Quote the records that follow in full, leaving the pictures out.

--- Begin Available records ---

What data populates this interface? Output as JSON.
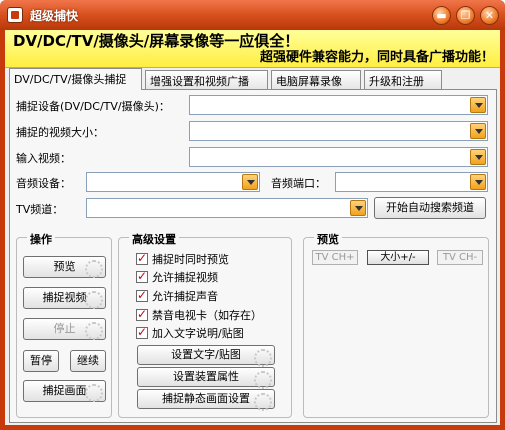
{
  "window": {
    "title": "超级捕快",
    "icon": "app-logo-icon",
    "controls": {
      "minimize": "▬",
      "maximize": "❐",
      "close": "✕"
    },
    "frame_color": "#c73a0c"
  },
  "slogan": {
    "line1": "DV/DC/TV/摄像头/屏幕录像等一应俱全！",
    "line2": "超强硬件兼容能力，同时具备广播功能！",
    "bg_color": "#ffee40"
  },
  "tabs": [
    {
      "label": "DV/DC/TV/摄像头捕捉",
      "active": true
    },
    {
      "label": "增强设置和视频广播",
      "active": false
    },
    {
      "label": "电脑屏幕录像",
      "active": false
    },
    {
      "label": "升级和注册",
      "active": false
    }
  ],
  "capture_form": {
    "device_label": "捕捉设备(DV/DC/TV/摄像头)：",
    "device_value": "",
    "size_label": "捕捉的视频大小：",
    "size_value": "",
    "input_label": "输入视频：",
    "input_value": "",
    "audio_device_label": "音频设备：",
    "audio_device_value": "",
    "audio_port_label": "音频端口：",
    "audio_port_value": "",
    "tv_channel_label": "TV频道：",
    "tv_channel_value": "",
    "auto_search_button": "开始自动搜索频道"
  },
  "operation": {
    "title": "操作",
    "preview": "预览",
    "capture_video": "捕捉视频",
    "stop": "停止",
    "pause": "暂停",
    "resume": "继续",
    "capture_frame": "捕捉画面"
  },
  "advanced": {
    "title": "高级设置",
    "options": [
      {
        "label": "捕捉时同时预览",
        "checked": true
      },
      {
        "label": "允许捕捉视频",
        "checked": true
      },
      {
        "label": "允许捕捉声音",
        "checked": true
      },
      {
        "label": "禁音电视卡（如存在）",
        "checked": true
      },
      {
        "label": "加入文字说明/贴图",
        "checked": true
      }
    ],
    "set_text_button": "设置文字/贴图",
    "device_props_button": "设置装置属性",
    "still_settings_button": "捕捉静态画面设置"
  },
  "preview": {
    "title": "预览",
    "tv_ch_plus": "TV CH+",
    "size_toggle": "大小+/-",
    "tv_ch_minus": "TV CH-"
  }
}
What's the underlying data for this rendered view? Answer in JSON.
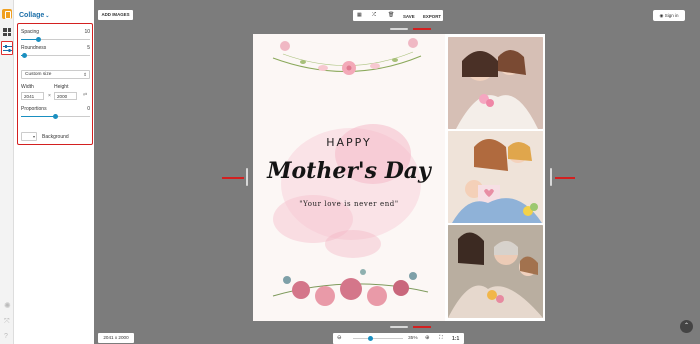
{
  "sidebar": {
    "title": "Collage",
    "spacing_label": "Spacing",
    "spacing_value": "10",
    "spacing_level": 0.25,
    "roundness_label": "Roundness",
    "roundness_value": "5",
    "roundness_level": 0.05,
    "size_select": "Custom size",
    "width_label": "Width",
    "height_label": "Height",
    "width_value": "2041",
    "height_value": "2000",
    "times": "×",
    "proportions_label": "Proportions",
    "proportions_value": "0",
    "proportions_level": 0.5,
    "background_label": "Background"
  },
  "toolbar": {
    "add_images": "ADD IMAGES",
    "save": "SAVE",
    "export": "EXPORT",
    "sign_in": "Sign in"
  },
  "card": {
    "happy": "HAPPY",
    "mothers_day": "Mother's Day",
    "quote": "\"Your love is never end\""
  },
  "footer": {
    "dims": "2041 x 2000",
    "zoom": "35%",
    "ratio": "1:1",
    "zoom_level": 0.35
  },
  "colors": {
    "accent": "#1a8fc0",
    "highlight": "#d32020",
    "brand": "#1a6ea8"
  }
}
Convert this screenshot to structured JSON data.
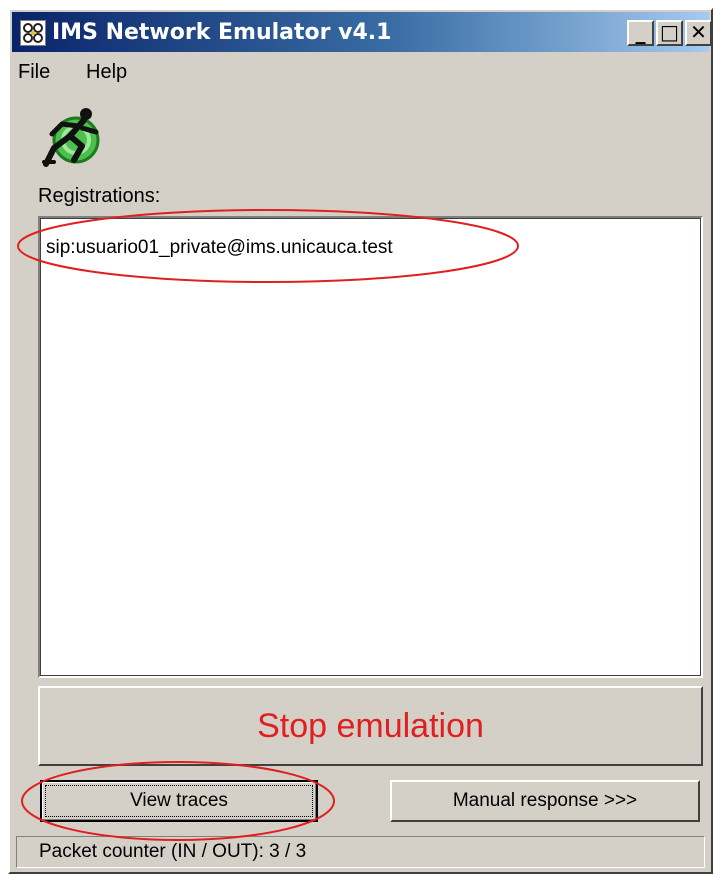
{
  "window": {
    "title": "IMS Network Emulator v4.1",
    "app_icon": "network-nodes-icon",
    "controls": {
      "minimize_glyph": "_",
      "maximize_glyph": "□",
      "close_glyph": "✕"
    }
  },
  "menu": {
    "items": [
      {
        "label": "File"
      },
      {
        "label": "Help"
      }
    ]
  },
  "logo": {
    "icon": "running-man-globe-icon"
  },
  "registrations": {
    "label": "Registrations:",
    "items": [
      "sip:usuario01_private@ims.unicauca.test"
    ]
  },
  "buttons": {
    "stop_emulation": "Stop emulation",
    "view_traces": "View traces",
    "manual_response": "Manual response >>>"
  },
  "status": {
    "packet_counter": "Packet counter (IN / OUT): 3 / 3"
  },
  "colors": {
    "title_gradient_start": "#0a246a",
    "title_gradient_end": "#a6caf0",
    "window_face": "#d4d0c8",
    "stop_text": "#e02020",
    "annotation": "#e02020"
  }
}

--- End Available records ---

Worked solution.
What data populates this interface? Output as JSON.
{
  "window": {
    "title": "超级捕快",
    "icon": "app-logo-icon",
    "controls": {
      "minimize": "▬",
      "maximize": "❐",
      "close": "✕"
    },
    "frame_color": "#c73a0c"
  },
  "slogan": {
    "line1": "DV/DC/TV/摄像头/屏幕录像等一应俱全！",
    "line2": "超强硬件兼容能力，同时具备广播功能！",
    "bg_color": "#ffee40"
  },
  "tabs": [
    {
      "label": "DV/DC/TV/摄像头捕捉",
      "active": true
    },
    {
      "label": "增强设置和视频广播",
      "active": false
    },
    {
      "label": "电脑屏幕录像",
      "active": false
    },
    {
      "label": "升级和注册",
      "active": false
    }
  ],
  "capture_form": {
    "device_label": "捕捉设备(DV/DC/TV/摄像头)：",
    "device_value": "",
    "size_label": "捕捉的视频大小：",
    "size_value": "",
    "input_label": "输入视频：",
    "input_value": "",
    "audio_device_label": "音频设备：",
    "audio_device_value": "",
    "audio_port_label": "音频端口：",
    "audio_port_value": "",
    "tv_channel_label": "TV频道：",
    "tv_channel_value": "",
    "auto_search_button": "开始自动搜索频道"
  },
  "operation": {
    "title": "操作",
    "preview": "预览",
    "capture_video": "捕捉视频",
    "stop": "停止",
    "pause": "暂停",
    "resume": "继续",
    "capture_frame": "捕捉画面"
  },
  "advanced": {
    "title": "高级设置",
    "options": [
      {
        "label": "捕捉时同时预览",
        "checked": true
      },
      {
        "label": "允许捕捉视频",
        "checked": true
      },
      {
        "label": "允许捕捉声音",
        "checked": true
      },
      {
        "label": "禁音电视卡（如存在）",
        "checked": true
      },
      {
        "label": "加入文字说明/贴图",
        "checked": true
      }
    ],
    "set_text_button": "设置文字/贴图",
    "device_props_button": "设置装置属性",
    "still_settings_button": "捕捉静态画面设置"
  },
  "preview": {
    "title": "预览",
    "tv_ch_plus": "TV CH+",
    "size_toggle": "大小+/-",
    "tv_ch_minus": "TV CH-"
  }
}
What's the underlying data for this rendered view? Answer in JSON.
{
  "sidebar": {
    "title": "Collage",
    "spacing_label": "Spacing",
    "spacing_value": "10",
    "spacing_level": 0.25,
    "roundness_label": "Roundness",
    "roundness_value": "5",
    "roundness_level": 0.05,
    "size_select": "Custom size",
    "width_label": "Width",
    "height_label": "Height",
    "width_value": "2041",
    "height_value": "2000",
    "times": "×",
    "proportions_label": "Proportions",
    "proportions_value": "0",
    "proportions_level": 0.5,
    "background_label": "Background"
  },
  "toolbar": {
    "add_images": "ADD IMAGES",
    "save": "SAVE",
    "export": "EXPORT",
    "sign_in": "Sign in"
  },
  "card": {
    "happy": "HAPPY",
    "mothers_day": "Mother's Day",
    "quote": "\"Your love is never end\""
  },
  "footer": {
    "dims": "2041 x 2000",
    "zoom": "35%",
    "ratio": "1:1",
    "zoom_level": 0.35
  },
  "colors": {
    "accent": "#1a8fc0",
    "highlight": "#d32020",
    "brand": "#1a6ea8"
  }
}
Convert this screenshot to structured JSON data.
{
  "window": {
    "title": "IMS Network Emulator v4.1",
    "app_icon": "network-nodes-icon",
    "controls": {
      "minimize_glyph": "_",
      "maximize_glyph": "□",
      "close_glyph": "✕"
    }
  },
  "menu": {
    "items": [
      {
        "label": "File"
      },
      {
        "label": "Help"
      }
    ]
  },
  "logo": {
    "icon": "running-man-globe-icon"
  },
  "registrations": {
    "label": "Registrations:",
    "items": [
      "sip:usuario01_private@ims.unicauca.test"
    ]
  },
  "buttons": {
    "stop_emulation": "Stop emulation",
    "view_traces": "View traces",
    "manual_response": "Manual response >>>"
  },
  "status": {
    "packet_counter": "Packet counter (IN / OUT): 3 / 3"
  },
  "colors": {
    "title_gradient_start": "#0a246a",
    "title_gradient_end": "#a6caf0",
    "window_face": "#d4d0c8",
    "stop_text": "#e02020",
    "annotation": "#e02020"
  }
}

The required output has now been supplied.